# INSTRUCTIONS FOR THE TASK:
Tally each line where the word "alternate" occurs, then give only the total.

Part of a data file:
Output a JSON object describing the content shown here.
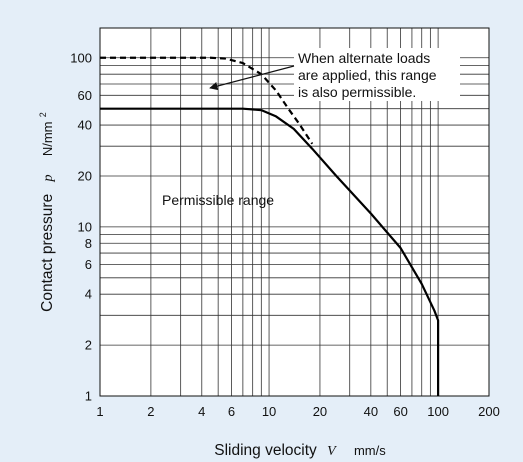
{
  "chart_data": {
    "type": "line",
    "scale": {
      "x": "log",
      "y": "log"
    },
    "xlim": [
      1,
      200
    ],
    "ylim": [
      1,
      150
    ],
    "grid": true,
    "x_ticks": [
      1,
      2,
      4,
      6,
      10,
      20,
      40,
      60,
      100,
      200
    ],
    "x_tick_labels": [
      "1",
      "2",
      "4",
      "6",
      "10",
      "20",
      "40",
      "60",
      "100",
      "200"
    ],
    "y_ticks": [
      1,
      2,
      4,
      6,
      8,
      10,
      20,
      40,
      60,
      100
    ],
    "y_tick_labels": [
      "1",
      "2",
      "4",
      "6",
      "8",
      "10",
      "20",
      "40",
      "60",
      "100"
    ],
    "x_gridlines": [
      1,
      2,
      3,
      4,
      5,
      6,
      7,
      8,
      9,
      10,
      20,
      30,
      40,
      50,
      60,
      70,
      80,
      90,
      100,
      200
    ],
    "y_gridlines": [
      1,
      2,
      3,
      4,
      5,
      6,
      7,
      8,
      9,
      10,
      20,
      30,
      40,
      50,
      60,
      70,
      80,
      90,
      100
    ],
    "xlabel": {
      "text": "Sliding velocity",
      "symbol": "V",
      "unit": "mm/s"
    },
    "ylabel": {
      "text": "Contact pressure",
      "symbol": "p",
      "unit": "N/mm",
      "unit_sup": "2"
    },
    "series": [
      {
        "style": "solid",
        "points": [
          [
            1,
            50
          ],
          [
            7,
            50
          ],
          [
            9,
            49
          ],
          [
            11,
            45
          ],
          [
            14,
            38
          ],
          [
            18,
            29
          ],
          [
            25,
            20
          ],
          [
            40,
            12
          ],
          [
            60,
            7.5
          ],
          [
            80,
            4.6
          ],
          [
            95,
            3.2
          ],
          [
            100,
            2.8
          ],
          [
            100,
            1
          ]
        ]
      },
      {
        "style": "dashed",
        "points": [
          [
            1,
            100
          ],
          [
            4.5,
            100
          ],
          [
            5.5,
            99
          ],
          [
            7,
            93
          ],
          [
            9,
            80
          ],
          [
            11,
            64
          ],
          [
            13,
            50
          ],
          [
            15,
            41
          ],
          [
            18,
            31
          ]
        ]
      }
    ],
    "annotations": [
      {
        "id": "alternate-loads",
        "lines": [
          "When alternate loads",
          "are applied, this range",
          "is also permissible."
        ],
        "arrow_to": [
          5.2,
          71
        ]
      },
      {
        "id": "permissible-range",
        "lines": [
          "Permissible range"
        ]
      }
    ]
  }
}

# FINAL RESULT:
2